• WRITTEN EXERCISE: Express the material from its first line through the line containing "legend-label: 5DS (508, 1186, 596, 1241)", both included, as a JSON list of strings with one string per line and blank lines omitted.

(Element placement data)
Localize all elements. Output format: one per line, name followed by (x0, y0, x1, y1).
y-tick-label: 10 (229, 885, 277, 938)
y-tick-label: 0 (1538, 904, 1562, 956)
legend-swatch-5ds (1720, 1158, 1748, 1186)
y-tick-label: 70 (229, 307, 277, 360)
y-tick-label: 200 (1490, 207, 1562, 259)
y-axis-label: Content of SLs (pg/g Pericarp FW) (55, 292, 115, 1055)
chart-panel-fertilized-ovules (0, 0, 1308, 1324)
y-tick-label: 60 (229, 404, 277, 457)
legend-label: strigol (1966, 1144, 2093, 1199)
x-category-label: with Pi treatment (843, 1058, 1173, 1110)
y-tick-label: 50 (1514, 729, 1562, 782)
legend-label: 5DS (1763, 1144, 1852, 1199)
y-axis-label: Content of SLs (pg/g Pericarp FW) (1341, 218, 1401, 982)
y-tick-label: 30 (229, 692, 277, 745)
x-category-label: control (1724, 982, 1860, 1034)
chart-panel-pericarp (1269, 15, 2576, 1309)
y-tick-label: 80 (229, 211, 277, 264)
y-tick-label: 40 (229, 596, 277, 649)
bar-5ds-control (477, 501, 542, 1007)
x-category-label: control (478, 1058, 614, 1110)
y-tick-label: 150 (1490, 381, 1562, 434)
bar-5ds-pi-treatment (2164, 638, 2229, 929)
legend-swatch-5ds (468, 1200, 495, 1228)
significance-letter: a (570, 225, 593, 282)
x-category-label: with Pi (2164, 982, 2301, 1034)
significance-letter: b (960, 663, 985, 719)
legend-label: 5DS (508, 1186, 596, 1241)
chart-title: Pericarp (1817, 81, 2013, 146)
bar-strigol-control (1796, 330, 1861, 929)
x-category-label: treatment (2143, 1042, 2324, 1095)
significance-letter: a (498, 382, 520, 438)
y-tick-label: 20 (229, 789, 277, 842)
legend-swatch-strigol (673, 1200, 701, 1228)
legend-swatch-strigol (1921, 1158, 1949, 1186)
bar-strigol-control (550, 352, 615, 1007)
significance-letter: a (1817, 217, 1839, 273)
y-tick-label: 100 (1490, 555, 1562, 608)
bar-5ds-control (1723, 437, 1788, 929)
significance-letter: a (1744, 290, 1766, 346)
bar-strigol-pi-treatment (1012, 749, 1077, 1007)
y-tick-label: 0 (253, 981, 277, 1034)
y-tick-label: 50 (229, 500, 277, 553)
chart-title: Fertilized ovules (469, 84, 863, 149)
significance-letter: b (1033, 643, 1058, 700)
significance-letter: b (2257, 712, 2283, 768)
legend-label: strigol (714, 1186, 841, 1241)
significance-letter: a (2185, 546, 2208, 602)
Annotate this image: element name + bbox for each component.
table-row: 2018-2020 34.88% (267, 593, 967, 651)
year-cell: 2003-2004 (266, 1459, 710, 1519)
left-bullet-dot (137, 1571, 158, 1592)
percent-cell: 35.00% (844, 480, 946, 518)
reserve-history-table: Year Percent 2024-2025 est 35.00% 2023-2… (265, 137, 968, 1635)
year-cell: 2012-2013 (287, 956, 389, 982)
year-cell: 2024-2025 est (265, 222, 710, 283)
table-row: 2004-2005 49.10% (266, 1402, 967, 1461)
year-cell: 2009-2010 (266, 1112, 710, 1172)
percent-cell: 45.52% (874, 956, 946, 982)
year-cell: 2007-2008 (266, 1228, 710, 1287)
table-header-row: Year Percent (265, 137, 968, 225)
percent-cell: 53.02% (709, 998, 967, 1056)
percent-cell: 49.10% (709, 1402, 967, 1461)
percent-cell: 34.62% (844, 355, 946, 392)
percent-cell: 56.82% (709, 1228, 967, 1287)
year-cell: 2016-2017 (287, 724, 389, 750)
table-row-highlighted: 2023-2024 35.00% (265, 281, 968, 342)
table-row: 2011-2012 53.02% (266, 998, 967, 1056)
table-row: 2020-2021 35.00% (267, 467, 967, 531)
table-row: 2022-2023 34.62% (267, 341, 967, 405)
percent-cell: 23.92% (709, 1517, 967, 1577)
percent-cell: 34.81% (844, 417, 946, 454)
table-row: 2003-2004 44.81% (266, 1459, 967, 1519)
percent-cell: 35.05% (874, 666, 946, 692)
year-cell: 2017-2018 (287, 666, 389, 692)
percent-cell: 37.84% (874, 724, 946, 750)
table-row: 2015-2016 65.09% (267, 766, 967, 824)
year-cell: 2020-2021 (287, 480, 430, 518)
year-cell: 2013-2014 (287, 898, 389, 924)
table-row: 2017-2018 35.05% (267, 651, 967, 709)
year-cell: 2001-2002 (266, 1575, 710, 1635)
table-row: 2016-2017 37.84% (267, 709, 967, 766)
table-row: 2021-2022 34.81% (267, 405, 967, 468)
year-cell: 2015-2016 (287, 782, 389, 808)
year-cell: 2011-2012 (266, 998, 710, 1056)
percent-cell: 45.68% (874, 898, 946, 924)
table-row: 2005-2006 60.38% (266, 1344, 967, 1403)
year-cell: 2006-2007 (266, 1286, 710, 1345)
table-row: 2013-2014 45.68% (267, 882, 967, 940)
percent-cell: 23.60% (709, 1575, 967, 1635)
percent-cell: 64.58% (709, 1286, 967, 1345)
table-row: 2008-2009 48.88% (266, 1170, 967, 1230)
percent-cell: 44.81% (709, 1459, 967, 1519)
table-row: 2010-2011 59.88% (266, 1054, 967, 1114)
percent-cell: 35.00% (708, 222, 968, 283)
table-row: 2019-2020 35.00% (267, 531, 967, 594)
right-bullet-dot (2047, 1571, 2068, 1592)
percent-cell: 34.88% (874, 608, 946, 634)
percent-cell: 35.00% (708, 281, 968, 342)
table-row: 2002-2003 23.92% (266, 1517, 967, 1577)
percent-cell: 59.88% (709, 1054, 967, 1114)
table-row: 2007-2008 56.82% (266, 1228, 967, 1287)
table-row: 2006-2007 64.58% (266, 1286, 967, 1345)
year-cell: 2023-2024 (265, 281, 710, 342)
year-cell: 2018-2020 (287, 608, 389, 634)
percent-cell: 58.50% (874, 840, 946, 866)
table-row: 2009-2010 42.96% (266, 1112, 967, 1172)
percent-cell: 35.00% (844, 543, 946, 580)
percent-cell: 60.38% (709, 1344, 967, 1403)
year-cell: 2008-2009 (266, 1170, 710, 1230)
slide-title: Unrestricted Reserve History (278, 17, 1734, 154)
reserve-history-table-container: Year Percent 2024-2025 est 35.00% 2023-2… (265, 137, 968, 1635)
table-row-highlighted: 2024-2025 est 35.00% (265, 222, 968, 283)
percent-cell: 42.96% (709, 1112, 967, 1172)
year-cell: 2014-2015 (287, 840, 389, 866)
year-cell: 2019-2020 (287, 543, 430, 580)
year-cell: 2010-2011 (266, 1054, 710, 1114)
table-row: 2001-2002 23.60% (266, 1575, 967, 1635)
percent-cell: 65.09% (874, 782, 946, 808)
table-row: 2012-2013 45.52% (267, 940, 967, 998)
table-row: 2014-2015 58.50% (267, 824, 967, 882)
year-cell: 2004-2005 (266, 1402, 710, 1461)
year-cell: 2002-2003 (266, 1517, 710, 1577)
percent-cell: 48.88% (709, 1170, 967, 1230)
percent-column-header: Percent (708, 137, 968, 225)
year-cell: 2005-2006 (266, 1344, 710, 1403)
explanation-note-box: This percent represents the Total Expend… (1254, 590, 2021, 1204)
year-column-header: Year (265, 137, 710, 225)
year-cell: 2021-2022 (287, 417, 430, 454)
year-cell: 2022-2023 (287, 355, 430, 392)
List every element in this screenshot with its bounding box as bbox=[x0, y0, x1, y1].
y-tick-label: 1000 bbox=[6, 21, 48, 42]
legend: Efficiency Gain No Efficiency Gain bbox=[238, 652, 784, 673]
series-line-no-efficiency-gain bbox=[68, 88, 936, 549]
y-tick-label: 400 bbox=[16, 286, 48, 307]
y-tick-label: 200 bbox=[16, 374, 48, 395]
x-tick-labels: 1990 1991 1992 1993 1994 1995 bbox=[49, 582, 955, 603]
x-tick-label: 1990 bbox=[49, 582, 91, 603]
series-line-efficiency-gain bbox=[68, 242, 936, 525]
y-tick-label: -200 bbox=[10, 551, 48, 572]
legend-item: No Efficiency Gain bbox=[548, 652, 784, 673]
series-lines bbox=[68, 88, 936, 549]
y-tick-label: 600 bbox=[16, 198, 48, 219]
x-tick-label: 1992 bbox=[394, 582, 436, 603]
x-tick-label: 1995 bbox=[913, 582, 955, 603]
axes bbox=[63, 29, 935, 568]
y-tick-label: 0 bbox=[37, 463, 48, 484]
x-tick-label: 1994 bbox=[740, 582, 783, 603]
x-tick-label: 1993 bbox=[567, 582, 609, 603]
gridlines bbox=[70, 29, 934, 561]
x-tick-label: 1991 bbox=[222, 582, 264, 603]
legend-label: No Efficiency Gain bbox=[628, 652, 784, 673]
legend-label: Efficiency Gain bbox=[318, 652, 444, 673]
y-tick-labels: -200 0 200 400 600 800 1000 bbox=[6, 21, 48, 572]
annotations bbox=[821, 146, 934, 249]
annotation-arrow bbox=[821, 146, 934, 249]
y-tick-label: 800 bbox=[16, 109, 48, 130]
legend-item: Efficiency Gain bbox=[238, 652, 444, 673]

• WRITTEN REPLY:
[
  "Localize all elements. Output format: one per line, name followed by (x0, y0, x1, y1).",
  "y-tick-label: 10 (229, 885, 277, 938)",
  "y-tick-label: 0 (1538, 904, 1562, 956)",
  "legend-swatch-5ds (1720, 1158, 1748, 1186)",
  "y-tick-label: 70 (229, 307, 277, 360)",
  "y-tick-label: 200 (1490, 207, 1562, 259)",
  "y-axis-label: Content of SLs (pg/g Pericarp FW) (55, 292, 115, 1055)",
  "chart-panel-fertilized-ovules (0, 0, 1308, 1324)",
  "y-tick-label: 60 (229, 404, 277, 457)",
  "legend-label: strigol (1966, 1144, 2093, 1199)",
  "x-category-label: with Pi treatment (843, 1058, 1173, 1110)",
  "y-tick-label: 50 (1514, 729, 1562, 782)",
  "legend-label: 5DS (1763, 1144, 1852, 1199)",
  "y-axis-label: Content of SLs (pg/g Pericarp FW) (1341, 218, 1401, 982)",
  "y-tick-label: 30 (229, 692, 277, 745)",
  "x-category-label: control (1724, 982, 1860, 1034)",
  "chart-panel-pericarp (1269, 15, 2576, 1309)",
  "y-tick-label: 80 (229, 211, 277, 264)",
  "y-tick-label: 40 (229, 596, 277, 649)",
  "bar-5ds-control (477, 501, 542, 1007)",
  "x-category-label: control (478, 1058, 614, 1110)",
  "y-tick-label: 150 (1490, 381, 1562, 434)",
  "bar-5ds-pi-treatment (2164, 638, 2229, 929)",
  "legend-swatch-5ds (468, 1200, 495, 1228)",
  "significance-letter: a (570, 225, 593, 282)",
  "x-category-label: with Pi (2164, 982, 2301, 1034)",
  "significance-letter: b (960, 663, 985, 719)",
  "legend-label: 5DS (508, 1186, 596, 1241)"
]